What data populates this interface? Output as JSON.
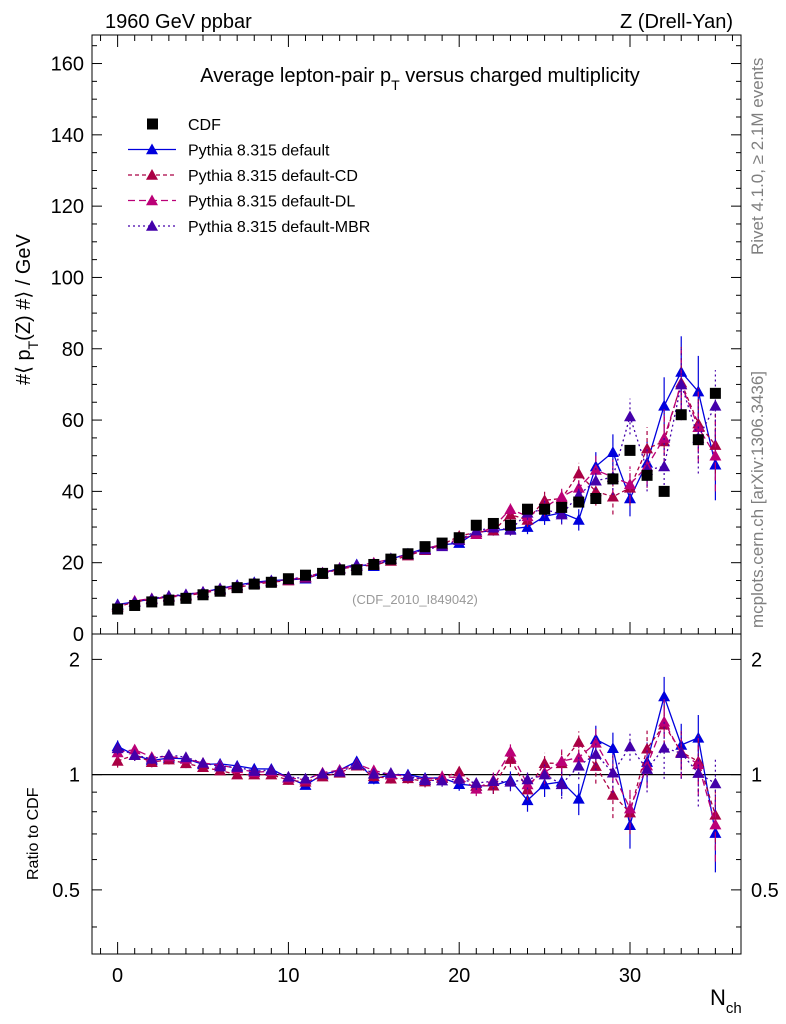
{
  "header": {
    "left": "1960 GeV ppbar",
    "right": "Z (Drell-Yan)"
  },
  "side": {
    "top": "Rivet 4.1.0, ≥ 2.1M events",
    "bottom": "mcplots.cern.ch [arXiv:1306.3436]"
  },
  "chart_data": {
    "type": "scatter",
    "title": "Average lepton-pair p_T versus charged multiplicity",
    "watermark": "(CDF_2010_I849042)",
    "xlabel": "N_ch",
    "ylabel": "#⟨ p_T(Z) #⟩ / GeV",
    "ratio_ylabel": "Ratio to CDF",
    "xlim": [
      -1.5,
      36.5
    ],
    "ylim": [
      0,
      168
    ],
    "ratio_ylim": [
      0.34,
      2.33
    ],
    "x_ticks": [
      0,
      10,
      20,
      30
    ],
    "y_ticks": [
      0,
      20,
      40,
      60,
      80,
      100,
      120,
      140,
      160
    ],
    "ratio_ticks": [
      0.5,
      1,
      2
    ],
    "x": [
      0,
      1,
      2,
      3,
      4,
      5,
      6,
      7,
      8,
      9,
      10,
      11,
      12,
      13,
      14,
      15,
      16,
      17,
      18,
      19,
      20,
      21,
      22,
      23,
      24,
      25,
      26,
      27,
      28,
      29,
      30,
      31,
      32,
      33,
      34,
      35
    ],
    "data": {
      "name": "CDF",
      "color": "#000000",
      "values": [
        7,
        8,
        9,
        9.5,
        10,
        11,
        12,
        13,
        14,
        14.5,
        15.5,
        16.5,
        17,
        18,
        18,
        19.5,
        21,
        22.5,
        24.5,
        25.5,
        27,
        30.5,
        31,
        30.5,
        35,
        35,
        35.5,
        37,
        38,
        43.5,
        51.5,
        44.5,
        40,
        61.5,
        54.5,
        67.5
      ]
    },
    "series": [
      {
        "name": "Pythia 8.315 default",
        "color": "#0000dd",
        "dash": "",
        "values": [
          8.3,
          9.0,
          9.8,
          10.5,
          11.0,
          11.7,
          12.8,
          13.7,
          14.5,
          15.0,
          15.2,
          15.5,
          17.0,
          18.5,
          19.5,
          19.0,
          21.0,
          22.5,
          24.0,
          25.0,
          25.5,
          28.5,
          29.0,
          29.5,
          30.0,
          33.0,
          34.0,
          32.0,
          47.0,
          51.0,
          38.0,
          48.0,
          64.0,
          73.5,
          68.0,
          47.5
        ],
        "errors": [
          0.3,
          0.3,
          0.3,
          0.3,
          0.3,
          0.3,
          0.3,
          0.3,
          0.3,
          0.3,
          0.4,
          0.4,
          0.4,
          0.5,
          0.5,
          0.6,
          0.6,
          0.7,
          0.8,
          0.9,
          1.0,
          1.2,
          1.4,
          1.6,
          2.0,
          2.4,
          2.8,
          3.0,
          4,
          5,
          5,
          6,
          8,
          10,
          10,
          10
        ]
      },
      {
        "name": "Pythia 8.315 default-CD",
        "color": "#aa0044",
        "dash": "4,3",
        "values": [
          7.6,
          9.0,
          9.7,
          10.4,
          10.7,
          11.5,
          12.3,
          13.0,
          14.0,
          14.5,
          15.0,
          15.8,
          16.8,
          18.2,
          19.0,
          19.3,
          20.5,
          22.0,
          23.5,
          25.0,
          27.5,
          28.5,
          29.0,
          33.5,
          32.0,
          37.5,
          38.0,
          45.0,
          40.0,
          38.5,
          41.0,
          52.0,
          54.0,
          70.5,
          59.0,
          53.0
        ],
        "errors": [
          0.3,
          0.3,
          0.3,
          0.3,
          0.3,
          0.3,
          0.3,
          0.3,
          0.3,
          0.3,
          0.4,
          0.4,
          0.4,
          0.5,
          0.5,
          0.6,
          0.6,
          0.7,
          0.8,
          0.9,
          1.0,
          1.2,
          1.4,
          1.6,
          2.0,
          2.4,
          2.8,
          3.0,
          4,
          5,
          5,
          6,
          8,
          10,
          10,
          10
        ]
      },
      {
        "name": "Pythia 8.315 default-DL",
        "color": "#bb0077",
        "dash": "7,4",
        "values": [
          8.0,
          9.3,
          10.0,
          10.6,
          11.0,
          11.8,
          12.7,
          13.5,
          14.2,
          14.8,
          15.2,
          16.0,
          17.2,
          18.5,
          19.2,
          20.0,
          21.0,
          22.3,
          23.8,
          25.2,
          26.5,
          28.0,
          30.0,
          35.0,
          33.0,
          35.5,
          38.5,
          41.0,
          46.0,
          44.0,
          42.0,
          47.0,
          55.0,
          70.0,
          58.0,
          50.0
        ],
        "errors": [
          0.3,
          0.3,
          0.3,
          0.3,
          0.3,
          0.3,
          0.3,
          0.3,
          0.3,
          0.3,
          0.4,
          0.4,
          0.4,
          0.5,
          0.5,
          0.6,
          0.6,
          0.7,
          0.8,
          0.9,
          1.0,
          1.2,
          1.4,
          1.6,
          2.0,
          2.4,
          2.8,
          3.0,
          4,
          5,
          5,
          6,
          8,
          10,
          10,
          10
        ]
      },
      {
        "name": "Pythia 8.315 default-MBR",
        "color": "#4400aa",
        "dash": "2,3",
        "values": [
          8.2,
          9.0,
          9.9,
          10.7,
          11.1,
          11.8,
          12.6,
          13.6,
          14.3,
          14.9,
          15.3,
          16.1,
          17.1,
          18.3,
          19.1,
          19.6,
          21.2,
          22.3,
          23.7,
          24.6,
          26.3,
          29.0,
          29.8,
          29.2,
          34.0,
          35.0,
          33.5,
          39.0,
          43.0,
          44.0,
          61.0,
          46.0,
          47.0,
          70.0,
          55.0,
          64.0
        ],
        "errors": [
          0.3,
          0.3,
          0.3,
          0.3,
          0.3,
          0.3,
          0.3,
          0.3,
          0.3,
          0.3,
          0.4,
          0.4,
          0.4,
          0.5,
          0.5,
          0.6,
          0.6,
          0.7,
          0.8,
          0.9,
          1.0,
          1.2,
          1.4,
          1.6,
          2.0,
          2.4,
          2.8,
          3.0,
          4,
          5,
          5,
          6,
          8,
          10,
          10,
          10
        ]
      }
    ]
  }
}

* * *

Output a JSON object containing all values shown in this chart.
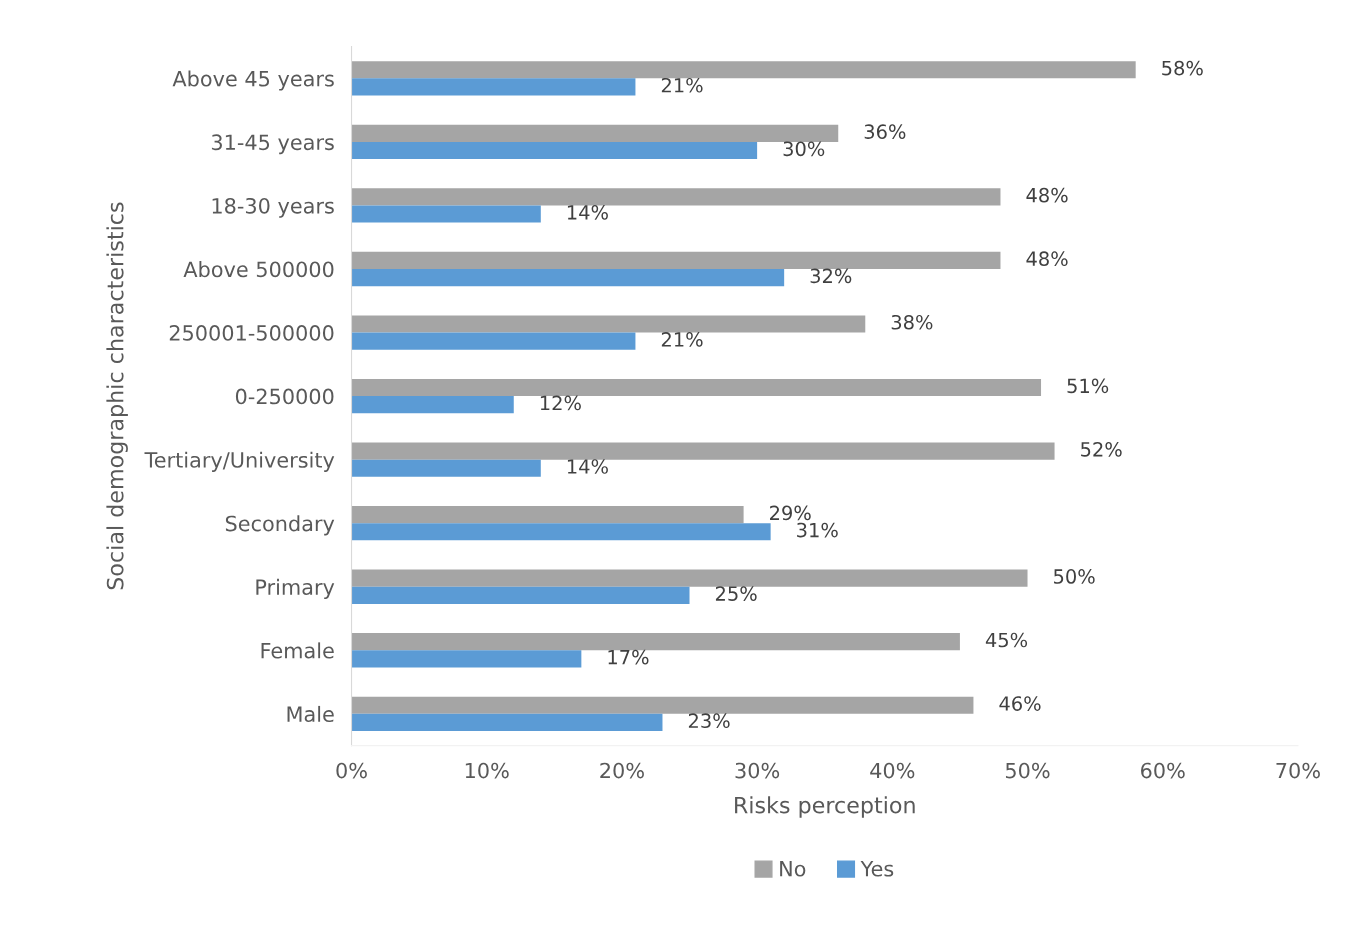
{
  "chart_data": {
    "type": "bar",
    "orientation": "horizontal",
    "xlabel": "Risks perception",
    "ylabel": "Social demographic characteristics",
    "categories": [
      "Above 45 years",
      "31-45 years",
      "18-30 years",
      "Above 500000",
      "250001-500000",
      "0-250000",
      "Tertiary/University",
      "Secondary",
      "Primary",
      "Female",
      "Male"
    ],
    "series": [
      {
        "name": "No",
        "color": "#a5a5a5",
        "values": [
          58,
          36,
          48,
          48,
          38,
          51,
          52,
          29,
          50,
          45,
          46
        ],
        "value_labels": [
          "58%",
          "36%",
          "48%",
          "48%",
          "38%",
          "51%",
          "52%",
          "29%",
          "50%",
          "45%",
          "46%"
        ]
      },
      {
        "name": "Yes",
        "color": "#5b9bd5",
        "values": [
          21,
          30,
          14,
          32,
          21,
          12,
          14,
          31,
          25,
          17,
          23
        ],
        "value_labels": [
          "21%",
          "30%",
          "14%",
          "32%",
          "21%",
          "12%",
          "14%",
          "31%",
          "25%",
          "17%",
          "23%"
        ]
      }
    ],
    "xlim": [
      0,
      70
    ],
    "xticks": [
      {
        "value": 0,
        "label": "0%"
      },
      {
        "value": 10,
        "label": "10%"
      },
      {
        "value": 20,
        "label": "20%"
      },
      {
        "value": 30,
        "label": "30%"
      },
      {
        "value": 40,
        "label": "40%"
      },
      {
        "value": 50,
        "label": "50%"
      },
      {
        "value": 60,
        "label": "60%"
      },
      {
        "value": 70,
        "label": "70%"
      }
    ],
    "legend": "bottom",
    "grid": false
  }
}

Task goal: Give only the count of lines in which the string "this" appears.

Correct answer: 2